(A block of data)
○ ○ ○ ○

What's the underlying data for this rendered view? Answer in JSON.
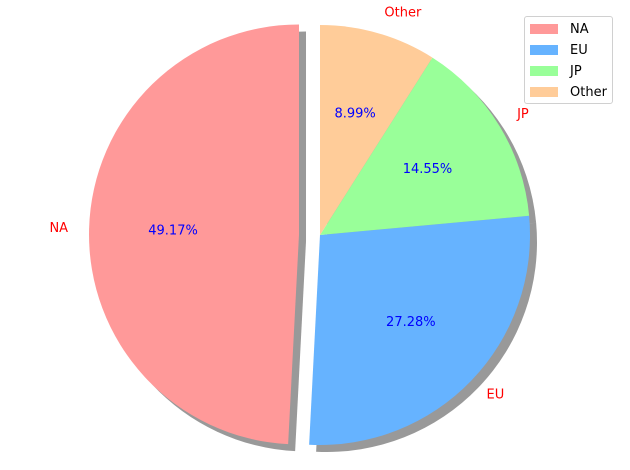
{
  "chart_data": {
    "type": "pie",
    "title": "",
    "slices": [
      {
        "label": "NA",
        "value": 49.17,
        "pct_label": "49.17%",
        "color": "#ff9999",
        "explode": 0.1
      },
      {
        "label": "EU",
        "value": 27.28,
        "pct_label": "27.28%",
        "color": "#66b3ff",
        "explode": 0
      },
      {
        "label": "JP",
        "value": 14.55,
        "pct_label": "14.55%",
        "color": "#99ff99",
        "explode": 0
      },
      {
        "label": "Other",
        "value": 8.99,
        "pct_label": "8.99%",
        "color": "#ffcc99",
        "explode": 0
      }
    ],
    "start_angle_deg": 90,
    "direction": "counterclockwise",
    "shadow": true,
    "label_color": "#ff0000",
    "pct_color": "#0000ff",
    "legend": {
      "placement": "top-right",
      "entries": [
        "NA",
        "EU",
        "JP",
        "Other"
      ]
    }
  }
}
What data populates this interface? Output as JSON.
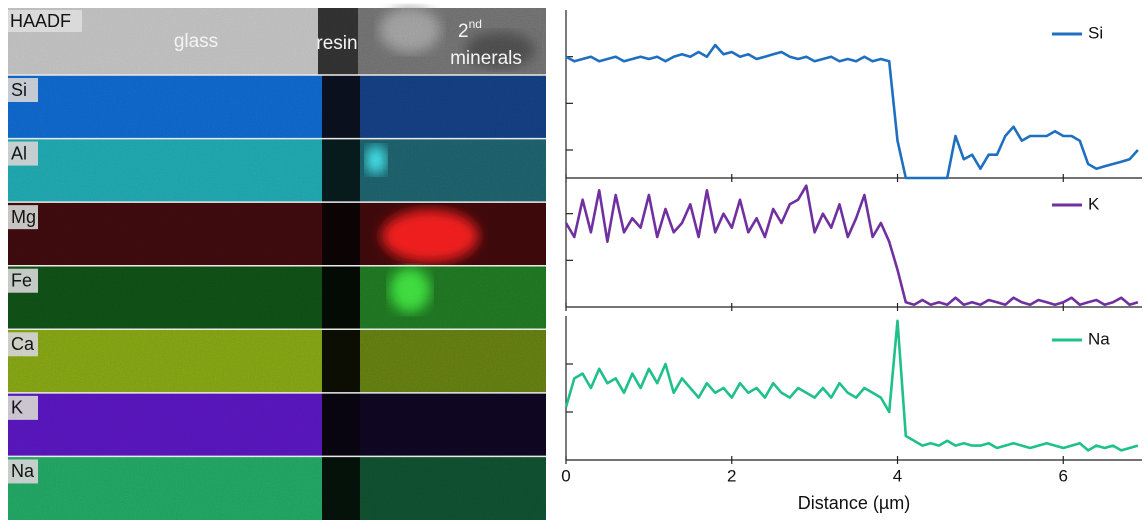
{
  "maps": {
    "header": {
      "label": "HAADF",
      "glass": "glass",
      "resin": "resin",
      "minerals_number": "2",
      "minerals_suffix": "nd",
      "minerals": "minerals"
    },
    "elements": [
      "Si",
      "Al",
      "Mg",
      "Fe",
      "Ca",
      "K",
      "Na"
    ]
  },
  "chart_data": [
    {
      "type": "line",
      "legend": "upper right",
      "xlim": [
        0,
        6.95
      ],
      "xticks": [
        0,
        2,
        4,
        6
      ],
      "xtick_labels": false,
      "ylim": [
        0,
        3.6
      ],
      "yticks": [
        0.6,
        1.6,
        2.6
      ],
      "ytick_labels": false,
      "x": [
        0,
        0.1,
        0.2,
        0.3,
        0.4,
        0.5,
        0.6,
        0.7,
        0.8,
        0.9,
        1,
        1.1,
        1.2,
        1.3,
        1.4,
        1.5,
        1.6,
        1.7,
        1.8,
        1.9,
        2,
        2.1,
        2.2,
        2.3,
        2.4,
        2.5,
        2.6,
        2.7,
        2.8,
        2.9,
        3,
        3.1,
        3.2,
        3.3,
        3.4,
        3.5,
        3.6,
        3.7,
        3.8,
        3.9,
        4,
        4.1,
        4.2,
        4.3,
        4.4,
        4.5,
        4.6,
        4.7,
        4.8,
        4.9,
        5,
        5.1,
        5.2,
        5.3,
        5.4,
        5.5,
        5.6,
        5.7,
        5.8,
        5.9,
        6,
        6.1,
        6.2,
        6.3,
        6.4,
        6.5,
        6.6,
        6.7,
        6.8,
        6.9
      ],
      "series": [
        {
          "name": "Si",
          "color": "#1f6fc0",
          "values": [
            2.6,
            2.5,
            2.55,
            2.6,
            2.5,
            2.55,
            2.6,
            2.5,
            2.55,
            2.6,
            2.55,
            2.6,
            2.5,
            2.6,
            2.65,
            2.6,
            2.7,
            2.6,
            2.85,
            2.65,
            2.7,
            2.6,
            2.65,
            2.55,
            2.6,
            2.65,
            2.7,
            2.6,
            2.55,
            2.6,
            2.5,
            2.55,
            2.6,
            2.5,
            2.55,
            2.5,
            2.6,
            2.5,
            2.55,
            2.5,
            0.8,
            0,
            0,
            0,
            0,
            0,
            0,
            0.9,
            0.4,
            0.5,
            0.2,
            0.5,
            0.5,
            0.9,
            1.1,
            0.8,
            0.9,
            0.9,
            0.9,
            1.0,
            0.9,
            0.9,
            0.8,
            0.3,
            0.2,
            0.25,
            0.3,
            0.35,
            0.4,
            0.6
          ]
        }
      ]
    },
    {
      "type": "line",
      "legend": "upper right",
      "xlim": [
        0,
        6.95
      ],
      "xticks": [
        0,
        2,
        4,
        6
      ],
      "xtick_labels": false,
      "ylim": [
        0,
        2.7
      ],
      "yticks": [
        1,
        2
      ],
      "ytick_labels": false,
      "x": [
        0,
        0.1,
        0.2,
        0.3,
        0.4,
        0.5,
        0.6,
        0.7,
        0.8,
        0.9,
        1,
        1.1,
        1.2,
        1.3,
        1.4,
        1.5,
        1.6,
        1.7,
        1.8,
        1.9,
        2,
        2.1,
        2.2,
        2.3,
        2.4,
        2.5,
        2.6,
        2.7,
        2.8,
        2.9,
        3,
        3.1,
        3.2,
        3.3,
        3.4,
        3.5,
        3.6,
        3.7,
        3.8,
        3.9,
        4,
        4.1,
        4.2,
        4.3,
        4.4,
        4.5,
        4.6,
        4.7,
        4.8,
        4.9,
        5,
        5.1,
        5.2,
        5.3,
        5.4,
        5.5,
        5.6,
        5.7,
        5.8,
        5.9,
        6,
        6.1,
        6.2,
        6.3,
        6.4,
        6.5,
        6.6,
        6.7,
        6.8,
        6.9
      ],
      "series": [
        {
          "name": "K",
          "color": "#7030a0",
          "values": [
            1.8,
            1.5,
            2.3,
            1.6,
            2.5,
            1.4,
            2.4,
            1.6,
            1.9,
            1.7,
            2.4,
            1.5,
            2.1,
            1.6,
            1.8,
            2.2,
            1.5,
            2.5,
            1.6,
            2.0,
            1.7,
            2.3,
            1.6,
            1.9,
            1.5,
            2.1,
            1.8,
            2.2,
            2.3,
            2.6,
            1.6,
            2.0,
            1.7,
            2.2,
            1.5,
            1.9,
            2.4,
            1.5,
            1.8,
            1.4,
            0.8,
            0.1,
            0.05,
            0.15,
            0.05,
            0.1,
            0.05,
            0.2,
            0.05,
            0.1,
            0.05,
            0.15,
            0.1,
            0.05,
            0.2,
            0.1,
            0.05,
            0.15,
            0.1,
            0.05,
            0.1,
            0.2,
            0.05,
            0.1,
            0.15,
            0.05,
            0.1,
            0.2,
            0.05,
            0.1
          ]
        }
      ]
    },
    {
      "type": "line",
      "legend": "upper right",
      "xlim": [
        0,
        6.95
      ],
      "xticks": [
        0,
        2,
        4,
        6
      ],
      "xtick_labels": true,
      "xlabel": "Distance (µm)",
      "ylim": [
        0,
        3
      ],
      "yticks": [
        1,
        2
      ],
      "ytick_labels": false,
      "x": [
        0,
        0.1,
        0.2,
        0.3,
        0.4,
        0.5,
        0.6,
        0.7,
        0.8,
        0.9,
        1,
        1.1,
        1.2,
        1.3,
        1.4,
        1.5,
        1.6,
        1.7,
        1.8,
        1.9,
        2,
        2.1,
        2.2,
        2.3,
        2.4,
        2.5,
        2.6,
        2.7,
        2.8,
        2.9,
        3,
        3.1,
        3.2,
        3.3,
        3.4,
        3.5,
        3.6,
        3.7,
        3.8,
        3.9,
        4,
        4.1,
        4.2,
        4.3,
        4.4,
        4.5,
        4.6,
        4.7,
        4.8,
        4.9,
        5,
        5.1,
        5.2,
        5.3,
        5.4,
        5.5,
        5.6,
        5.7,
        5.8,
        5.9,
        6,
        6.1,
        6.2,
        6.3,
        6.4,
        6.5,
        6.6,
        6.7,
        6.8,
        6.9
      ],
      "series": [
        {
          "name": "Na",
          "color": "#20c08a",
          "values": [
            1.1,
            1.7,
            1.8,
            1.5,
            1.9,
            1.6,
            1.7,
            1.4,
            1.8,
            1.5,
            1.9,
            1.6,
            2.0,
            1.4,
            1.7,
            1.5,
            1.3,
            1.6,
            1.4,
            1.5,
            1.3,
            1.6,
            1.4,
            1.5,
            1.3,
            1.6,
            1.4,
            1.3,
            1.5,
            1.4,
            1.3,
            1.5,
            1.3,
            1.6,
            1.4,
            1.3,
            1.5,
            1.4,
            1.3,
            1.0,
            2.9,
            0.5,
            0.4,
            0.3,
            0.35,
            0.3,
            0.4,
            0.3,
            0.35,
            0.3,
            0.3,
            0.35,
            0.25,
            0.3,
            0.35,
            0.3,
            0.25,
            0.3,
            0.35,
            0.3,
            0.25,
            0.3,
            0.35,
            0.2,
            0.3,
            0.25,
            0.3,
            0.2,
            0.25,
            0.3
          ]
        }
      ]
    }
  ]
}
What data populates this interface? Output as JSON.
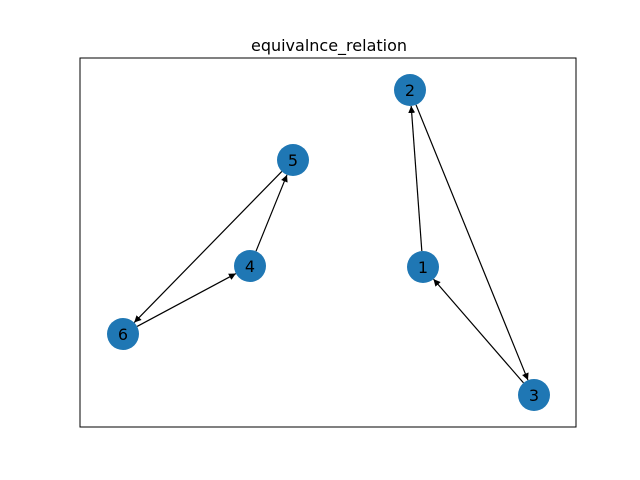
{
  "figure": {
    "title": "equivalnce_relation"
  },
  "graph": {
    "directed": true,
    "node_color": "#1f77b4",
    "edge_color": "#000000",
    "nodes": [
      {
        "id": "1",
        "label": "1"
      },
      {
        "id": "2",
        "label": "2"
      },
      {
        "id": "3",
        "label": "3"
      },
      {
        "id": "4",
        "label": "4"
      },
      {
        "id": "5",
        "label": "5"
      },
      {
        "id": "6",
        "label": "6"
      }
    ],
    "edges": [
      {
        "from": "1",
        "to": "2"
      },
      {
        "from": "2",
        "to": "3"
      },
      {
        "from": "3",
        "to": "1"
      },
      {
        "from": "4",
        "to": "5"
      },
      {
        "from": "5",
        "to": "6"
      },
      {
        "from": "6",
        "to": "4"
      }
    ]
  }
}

○ ○ ○ ○

Exercise: Locate the string "from" in the listing above and copy every line where it occurs.

Task answer:
        "from": "1",
        "from": "2",
        "from": "3",
        "from": "4",
        "from": "5",
        "from": "6",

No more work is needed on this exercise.